::: Listed entries :::

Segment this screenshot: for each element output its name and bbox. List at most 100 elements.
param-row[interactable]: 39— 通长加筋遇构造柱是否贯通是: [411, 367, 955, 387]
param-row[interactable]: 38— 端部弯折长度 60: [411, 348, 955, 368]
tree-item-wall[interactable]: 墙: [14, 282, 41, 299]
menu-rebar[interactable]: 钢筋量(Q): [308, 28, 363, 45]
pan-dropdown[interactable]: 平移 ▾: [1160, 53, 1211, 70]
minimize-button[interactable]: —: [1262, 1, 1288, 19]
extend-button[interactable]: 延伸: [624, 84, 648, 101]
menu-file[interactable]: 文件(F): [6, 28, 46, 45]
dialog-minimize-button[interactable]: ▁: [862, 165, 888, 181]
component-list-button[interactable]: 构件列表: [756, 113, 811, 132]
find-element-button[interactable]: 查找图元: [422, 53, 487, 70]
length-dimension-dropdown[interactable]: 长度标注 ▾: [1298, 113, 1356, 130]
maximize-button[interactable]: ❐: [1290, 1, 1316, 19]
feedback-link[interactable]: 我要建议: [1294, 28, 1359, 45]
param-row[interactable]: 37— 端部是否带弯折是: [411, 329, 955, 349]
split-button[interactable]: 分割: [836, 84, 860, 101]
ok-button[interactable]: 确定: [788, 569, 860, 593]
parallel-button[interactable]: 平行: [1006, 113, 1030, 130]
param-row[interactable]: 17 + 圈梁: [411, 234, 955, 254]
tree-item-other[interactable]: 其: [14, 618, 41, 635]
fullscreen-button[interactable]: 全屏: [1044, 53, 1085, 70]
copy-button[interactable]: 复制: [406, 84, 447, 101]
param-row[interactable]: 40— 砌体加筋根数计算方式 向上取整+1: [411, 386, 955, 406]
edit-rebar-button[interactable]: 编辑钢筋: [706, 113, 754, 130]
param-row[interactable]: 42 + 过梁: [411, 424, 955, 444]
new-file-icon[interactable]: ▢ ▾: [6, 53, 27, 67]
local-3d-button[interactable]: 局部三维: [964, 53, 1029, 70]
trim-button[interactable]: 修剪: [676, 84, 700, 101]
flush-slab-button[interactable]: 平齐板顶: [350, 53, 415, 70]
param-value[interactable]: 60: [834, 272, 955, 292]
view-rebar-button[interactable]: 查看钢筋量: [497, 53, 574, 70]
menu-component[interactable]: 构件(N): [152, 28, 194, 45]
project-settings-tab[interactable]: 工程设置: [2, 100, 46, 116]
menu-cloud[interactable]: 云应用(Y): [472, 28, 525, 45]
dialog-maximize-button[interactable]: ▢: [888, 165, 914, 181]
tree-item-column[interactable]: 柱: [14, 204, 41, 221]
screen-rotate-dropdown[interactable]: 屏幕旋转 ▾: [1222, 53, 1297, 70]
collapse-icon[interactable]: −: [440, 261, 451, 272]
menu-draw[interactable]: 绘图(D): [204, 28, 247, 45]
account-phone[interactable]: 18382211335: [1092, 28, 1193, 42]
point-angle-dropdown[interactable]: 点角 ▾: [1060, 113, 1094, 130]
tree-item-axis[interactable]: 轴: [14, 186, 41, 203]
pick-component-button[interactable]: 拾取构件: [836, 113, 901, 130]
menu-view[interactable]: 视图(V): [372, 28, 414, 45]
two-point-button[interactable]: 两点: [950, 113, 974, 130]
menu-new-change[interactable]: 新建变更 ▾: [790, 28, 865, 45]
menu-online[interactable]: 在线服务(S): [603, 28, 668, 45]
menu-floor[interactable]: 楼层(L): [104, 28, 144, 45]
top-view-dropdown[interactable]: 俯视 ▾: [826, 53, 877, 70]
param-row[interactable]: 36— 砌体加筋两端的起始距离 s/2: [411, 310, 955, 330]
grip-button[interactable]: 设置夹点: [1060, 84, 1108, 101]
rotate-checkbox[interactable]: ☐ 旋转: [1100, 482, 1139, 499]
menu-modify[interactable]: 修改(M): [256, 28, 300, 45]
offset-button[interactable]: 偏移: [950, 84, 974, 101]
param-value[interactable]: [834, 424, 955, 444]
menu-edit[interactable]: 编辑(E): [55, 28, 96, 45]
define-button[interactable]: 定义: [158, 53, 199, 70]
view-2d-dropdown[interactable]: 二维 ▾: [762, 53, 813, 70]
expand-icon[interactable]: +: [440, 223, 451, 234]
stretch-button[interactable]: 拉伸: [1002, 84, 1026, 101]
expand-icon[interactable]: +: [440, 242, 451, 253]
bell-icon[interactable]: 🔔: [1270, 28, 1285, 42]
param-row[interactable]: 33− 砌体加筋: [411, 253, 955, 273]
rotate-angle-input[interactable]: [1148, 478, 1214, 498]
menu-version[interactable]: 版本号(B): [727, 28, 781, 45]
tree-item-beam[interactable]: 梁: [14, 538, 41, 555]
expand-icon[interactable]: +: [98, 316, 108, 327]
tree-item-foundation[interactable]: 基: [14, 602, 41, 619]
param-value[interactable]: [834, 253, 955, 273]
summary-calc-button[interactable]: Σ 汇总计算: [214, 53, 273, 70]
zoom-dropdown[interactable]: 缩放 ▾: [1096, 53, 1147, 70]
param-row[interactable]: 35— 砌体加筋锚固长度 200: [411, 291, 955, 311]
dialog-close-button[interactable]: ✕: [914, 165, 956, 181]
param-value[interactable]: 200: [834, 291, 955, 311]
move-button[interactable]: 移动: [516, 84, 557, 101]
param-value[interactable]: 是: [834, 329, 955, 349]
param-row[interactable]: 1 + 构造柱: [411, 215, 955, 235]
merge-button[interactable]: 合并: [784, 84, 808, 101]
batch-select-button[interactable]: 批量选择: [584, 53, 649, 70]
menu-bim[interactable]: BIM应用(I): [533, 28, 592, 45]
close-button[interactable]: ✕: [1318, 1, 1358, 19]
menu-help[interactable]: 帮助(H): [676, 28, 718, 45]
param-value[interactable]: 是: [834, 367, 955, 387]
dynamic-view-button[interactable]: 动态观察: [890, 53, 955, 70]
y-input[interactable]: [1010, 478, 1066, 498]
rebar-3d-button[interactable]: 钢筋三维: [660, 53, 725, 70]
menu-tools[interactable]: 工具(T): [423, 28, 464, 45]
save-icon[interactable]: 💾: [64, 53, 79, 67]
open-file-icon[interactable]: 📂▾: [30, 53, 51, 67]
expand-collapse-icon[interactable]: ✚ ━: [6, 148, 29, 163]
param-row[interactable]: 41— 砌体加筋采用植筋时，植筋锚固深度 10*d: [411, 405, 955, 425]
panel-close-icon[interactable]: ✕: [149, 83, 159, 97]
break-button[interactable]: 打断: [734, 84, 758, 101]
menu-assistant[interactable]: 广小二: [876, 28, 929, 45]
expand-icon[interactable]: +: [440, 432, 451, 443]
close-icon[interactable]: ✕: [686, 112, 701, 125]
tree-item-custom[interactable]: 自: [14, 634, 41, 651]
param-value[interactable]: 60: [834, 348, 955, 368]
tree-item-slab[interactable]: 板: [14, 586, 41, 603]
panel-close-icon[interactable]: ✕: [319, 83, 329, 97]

:::
::: Listed entries :::

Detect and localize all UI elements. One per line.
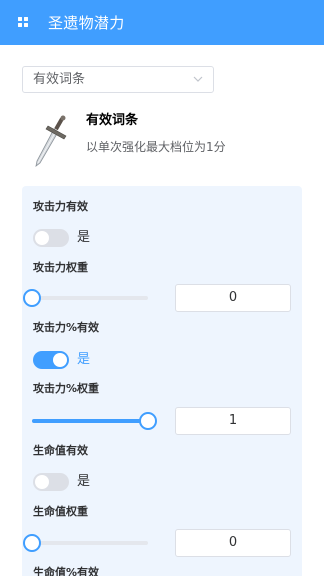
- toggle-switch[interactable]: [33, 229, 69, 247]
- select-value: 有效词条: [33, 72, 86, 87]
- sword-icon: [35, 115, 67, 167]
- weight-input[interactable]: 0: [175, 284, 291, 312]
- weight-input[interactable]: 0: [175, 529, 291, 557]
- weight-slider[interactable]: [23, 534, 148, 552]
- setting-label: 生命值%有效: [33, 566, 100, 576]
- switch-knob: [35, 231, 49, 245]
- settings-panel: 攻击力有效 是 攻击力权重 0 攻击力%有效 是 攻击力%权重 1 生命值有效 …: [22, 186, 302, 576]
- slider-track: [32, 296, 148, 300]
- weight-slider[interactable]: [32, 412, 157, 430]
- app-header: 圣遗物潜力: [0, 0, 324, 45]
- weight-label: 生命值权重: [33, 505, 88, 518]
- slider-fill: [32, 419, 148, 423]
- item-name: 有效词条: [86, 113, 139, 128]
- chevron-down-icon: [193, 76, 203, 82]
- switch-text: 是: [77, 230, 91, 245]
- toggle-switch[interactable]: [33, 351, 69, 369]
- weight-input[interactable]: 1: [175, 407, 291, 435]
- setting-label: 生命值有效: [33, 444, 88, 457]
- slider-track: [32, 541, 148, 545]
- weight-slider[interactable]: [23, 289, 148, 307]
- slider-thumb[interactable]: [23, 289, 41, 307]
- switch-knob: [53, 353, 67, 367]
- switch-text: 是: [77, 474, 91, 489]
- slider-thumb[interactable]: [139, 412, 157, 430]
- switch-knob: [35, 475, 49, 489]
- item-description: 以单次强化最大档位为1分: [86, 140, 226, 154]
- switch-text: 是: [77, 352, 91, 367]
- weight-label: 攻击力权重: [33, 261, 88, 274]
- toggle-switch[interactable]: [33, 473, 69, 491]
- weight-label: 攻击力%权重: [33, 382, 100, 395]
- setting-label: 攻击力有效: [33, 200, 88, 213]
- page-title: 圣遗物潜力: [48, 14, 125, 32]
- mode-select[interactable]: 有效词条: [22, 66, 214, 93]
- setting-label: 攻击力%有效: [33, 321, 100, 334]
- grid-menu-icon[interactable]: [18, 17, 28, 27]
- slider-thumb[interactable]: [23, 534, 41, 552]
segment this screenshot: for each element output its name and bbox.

:::

Task instructions — Which of the rows above contain the string "有效词条"? Pick out each one and copy it in full.

In response —
- select-value: 有效词条: [33, 72, 86, 87]
- item-name: 有效词条: [86, 113, 139, 128]
- mode-select[interactable]: 有效词条: [22, 66, 214, 93]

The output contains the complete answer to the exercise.